= Exercise goal =
Repeat the lines from the one containing "Enumerate this screenshot's" through the last line of the data, exactly, pictures omitted.

# # # #

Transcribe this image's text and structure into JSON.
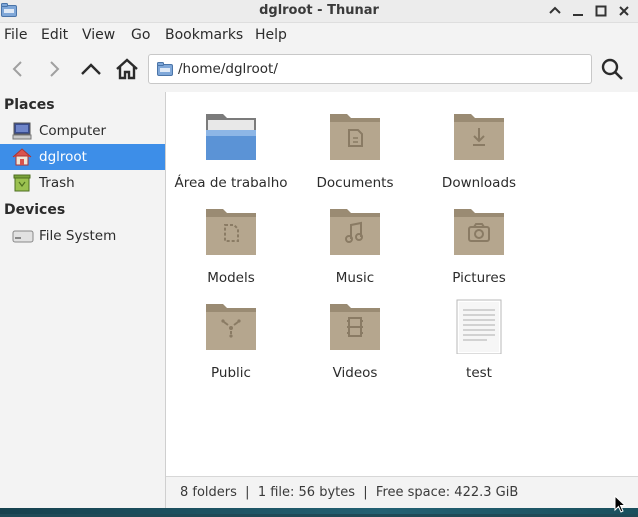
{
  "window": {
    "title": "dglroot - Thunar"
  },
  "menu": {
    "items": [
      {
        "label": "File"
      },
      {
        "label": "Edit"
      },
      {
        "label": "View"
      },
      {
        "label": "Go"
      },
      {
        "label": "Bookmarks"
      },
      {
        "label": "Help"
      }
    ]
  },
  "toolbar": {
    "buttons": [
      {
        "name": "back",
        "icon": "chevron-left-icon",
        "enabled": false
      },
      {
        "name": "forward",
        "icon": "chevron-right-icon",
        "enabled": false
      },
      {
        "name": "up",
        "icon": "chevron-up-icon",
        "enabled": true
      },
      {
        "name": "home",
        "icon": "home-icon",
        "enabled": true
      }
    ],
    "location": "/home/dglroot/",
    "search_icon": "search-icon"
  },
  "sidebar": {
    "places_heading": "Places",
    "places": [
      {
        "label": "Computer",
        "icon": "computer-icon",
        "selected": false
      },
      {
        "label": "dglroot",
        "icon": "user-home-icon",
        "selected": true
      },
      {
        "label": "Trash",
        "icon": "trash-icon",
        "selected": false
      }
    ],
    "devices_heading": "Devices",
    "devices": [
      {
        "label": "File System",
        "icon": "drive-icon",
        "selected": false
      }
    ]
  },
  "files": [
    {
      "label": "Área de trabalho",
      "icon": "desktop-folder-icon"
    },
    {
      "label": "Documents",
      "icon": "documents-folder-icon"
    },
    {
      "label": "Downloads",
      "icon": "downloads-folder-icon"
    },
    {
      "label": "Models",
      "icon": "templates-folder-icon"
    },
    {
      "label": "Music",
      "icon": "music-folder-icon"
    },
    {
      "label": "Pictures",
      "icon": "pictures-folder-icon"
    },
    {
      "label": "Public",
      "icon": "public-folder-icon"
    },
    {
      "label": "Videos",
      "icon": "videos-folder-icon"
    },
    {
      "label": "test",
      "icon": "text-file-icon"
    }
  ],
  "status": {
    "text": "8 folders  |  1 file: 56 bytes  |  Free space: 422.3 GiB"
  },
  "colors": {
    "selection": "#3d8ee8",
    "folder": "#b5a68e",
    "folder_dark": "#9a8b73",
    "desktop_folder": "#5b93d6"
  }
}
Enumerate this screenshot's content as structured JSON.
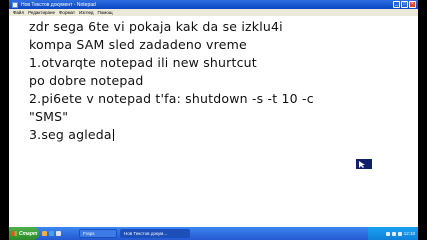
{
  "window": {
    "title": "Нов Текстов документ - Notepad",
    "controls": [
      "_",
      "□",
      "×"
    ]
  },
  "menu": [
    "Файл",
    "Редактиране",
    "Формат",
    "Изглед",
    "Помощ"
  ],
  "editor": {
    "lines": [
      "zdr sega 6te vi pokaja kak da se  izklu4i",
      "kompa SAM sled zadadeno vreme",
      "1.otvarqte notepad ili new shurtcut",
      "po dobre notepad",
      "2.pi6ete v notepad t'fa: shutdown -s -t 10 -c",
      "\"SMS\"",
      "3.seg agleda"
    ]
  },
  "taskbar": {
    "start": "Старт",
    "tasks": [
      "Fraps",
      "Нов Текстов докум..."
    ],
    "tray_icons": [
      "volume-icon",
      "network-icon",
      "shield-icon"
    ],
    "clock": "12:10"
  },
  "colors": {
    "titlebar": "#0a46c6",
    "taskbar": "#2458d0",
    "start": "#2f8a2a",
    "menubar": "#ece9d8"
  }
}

# # # #

= Answer in full =
Enumerate this screenshot's content as structured JSON.
{
  "window": {
    "title": "Нов Текстов документ - Notepad",
    "controls": [
      "_",
      "□",
      "×"
    ]
  },
  "menu": [
    "Файл",
    "Редактиране",
    "Формат",
    "Изглед",
    "Помощ"
  ],
  "editor": {
    "lines": [
      "zdr sega 6te vi pokaja kak da se  izklu4i",
      "kompa SAM sled zadadeno vreme",
      "1.otvarqte notepad ili new shurtcut",
      "po dobre notepad",
      "2.pi6ete v notepad t'fa: shutdown -s -t 10 -c",
      "\"SMS\"",
      "3.seg agleda"
    ]
  },
  "taskbar": {
    "start": "Старт",
    "tasks": [
      "Fraps",
      "Нов Текстов докум..."
    ],
    "tray_icons": [
      "volume-icon",
      "network-icon",
      "shield-icon"
    ],
    "clock": "12:10"
  },
  "colors": {
    "titlebar": "#0a46c6",
    "taskbar": "#2458d0",
    "start": "#2f8a2a",
    "menubar": "#ece9d8"
  }
}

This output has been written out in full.